--- What is asked ---
Using the listing below, please gather every line containing the word "type".

--- Information supplied ---
********************

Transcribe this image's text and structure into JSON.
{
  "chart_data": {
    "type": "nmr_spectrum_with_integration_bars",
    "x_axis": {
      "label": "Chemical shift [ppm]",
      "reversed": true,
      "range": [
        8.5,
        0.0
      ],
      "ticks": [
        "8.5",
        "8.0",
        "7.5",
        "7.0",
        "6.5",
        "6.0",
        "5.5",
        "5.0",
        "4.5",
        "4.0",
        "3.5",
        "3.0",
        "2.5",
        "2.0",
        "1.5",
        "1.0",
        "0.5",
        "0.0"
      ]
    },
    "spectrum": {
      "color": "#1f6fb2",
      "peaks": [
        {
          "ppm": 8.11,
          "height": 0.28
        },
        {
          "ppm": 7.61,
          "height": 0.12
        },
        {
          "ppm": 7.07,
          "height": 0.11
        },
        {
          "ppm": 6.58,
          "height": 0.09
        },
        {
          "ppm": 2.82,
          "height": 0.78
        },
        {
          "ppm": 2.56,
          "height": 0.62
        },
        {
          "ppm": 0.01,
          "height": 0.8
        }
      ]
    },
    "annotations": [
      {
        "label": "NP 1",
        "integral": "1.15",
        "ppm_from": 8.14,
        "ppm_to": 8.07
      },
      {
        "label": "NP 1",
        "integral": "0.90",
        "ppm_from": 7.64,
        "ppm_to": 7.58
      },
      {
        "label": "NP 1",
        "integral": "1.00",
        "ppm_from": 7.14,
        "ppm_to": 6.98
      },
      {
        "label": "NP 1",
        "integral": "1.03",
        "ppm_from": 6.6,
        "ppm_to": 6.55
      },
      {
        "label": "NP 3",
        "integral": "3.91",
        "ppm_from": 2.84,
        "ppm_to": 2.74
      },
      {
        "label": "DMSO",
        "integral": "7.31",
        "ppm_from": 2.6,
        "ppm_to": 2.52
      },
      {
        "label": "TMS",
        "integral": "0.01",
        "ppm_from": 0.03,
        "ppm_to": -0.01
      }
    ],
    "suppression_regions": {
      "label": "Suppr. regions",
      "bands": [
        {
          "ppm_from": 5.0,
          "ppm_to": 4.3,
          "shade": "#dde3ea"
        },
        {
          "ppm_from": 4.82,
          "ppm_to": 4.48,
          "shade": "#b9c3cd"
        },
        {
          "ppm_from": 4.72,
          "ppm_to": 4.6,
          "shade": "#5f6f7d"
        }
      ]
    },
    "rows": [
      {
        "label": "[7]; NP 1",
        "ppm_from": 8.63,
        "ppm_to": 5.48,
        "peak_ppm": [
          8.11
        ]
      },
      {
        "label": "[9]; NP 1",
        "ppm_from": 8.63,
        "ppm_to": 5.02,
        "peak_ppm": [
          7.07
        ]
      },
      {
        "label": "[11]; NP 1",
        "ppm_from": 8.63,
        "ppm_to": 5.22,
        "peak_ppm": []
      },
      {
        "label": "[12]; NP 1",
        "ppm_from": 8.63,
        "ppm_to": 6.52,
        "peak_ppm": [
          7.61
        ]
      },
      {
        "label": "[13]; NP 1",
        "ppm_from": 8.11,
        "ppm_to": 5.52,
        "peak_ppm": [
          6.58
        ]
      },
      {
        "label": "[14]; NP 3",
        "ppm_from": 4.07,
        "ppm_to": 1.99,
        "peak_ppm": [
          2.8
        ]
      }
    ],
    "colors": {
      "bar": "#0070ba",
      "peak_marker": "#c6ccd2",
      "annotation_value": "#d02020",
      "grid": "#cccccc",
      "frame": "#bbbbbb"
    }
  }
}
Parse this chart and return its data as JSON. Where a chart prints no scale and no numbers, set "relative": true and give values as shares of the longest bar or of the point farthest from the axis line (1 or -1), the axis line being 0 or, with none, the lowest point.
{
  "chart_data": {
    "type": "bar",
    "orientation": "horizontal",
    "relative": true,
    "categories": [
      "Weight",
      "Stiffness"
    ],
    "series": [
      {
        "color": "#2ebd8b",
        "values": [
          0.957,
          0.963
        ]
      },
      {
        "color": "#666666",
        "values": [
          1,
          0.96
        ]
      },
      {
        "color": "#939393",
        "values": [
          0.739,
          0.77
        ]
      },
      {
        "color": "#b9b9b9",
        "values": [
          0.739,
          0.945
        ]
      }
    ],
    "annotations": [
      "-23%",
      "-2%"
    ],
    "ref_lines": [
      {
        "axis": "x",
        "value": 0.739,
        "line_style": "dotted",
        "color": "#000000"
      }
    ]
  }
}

********************

--- In response ---
    "type": "nmr_spectrum_with_integration_bars",
    "type": "bar",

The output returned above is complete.